[Dataset items]
** START **
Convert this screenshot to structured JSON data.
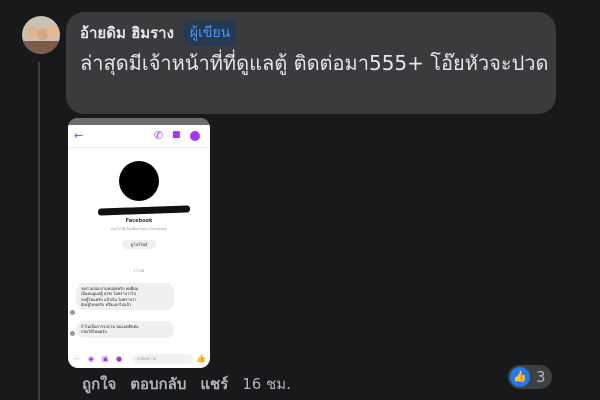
{
  "comment": {
    "author": "อ้ายดิม ฮิมราง",
    "author_badge": "ผู้เขียน",
    "text": "ล่าสุดมีเจ้าหน้าที่ที่ดูแลตู้ ติดต่อมา555+ โอ๊ยหัวจะปวด"
  },
  "screenshot": {
    "platform_label": "Facebook",
    "sub_label": "คุณไม่ได้เป็นเพื่อนกันบน Facebook",
    "profile_button": "ดูโปรไฟล์",
    "time_label": "17:06",
    "messages": [
      "ขบกวนสอบถามหน่อยครับ พอดีผม\nเป็นคนดูแลตู้ ATM ไม่ทราบว่าไป\nกดตู้ไหนครับ แล้วเงิน ไม่ทราบว่า\nยังอยู่ไหนครับ หรือแลกไปแล้ว",
      "ถ้าไม่เป็นการรบกวน ขอแอดติดต่อ\nกลับได้ไหมครับ"
    ],
    "composer_placeholder": "ส่งข้อความ"
  },
  "actions": {
    "like": "ถูกใจ",
    "reply": "ตอบกลับ",
    "share": "แชร์",
    "timestamp": "16 ชม."
  },
  "reactions": {
    "icon": "thumbs-up-icon",
    "count": "3"
  },
  "colors": {
    "background": "#18191a",
    "bubble": "#3a3b3c",
    "badge_text": "#4599ff",
    "messenger_accent": "#a334fa",
    "like_blue": "#2078f4"
  }
}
** END **
:: TASK BRIEF ::
Copy every line of the data word for word, omitting the images.

:: OUTPUT OF THE EXERCISE ::
Convert this screenshot to structured JSON data.
{
  "comment": {
    "author": "อ้ายดิม ฮิมราง",
    "author_badge": "ผู้เขียน",
    "text": "ล่าสุดมีเจ้าหน้าที่ที่ดูแลตู้ ติดต่อมา555+ โอ๊ยหัวจะปวด"
  },
  "screenshot": {
    "platform_label": "Facebook",
    "sub_label": "คุณไม่ได้เป็นเพื่อนกันบน Facebook",
    "profile_button": "ดูโปรไฟล์",
    "time_label": "17:06",
    "messages": [
      "ขบกวนสอบถามหน่อยครับ พอดีผม\nเป็นคนดูแลตู้ ATM ไม่ทราบว่าไป\nกดตู้ไหนครับ แล้วเงิน ไม่ทราบว่า\nยังอยู่ไหนครับ หรือแลกไปแล้ว",
      "ถ้าไม่เป็นการรบกวน ขอแอดติดต่อ\nกลับได้ไหมครับ"
    ],
    "composer_placeholder": "ส่งข้อความ"
  },
  "actions": {
    "like": "ถูกใจ",
    "reply": "ตอบกลับ",
    "share": "แชร์",
    "timestamp": "16 ชม."
  },
  "reactions": {
    "icon": "thumbs-up-icon",
    "count": "3"
  },
  "colors": {
    "background": "#18191a",
    "bubble": "#3a3b3c",
    "badge_text": "#4599ff",
    "messenger_accent": "#a334fa",
    "like_blue": "#2078f4"
  }
}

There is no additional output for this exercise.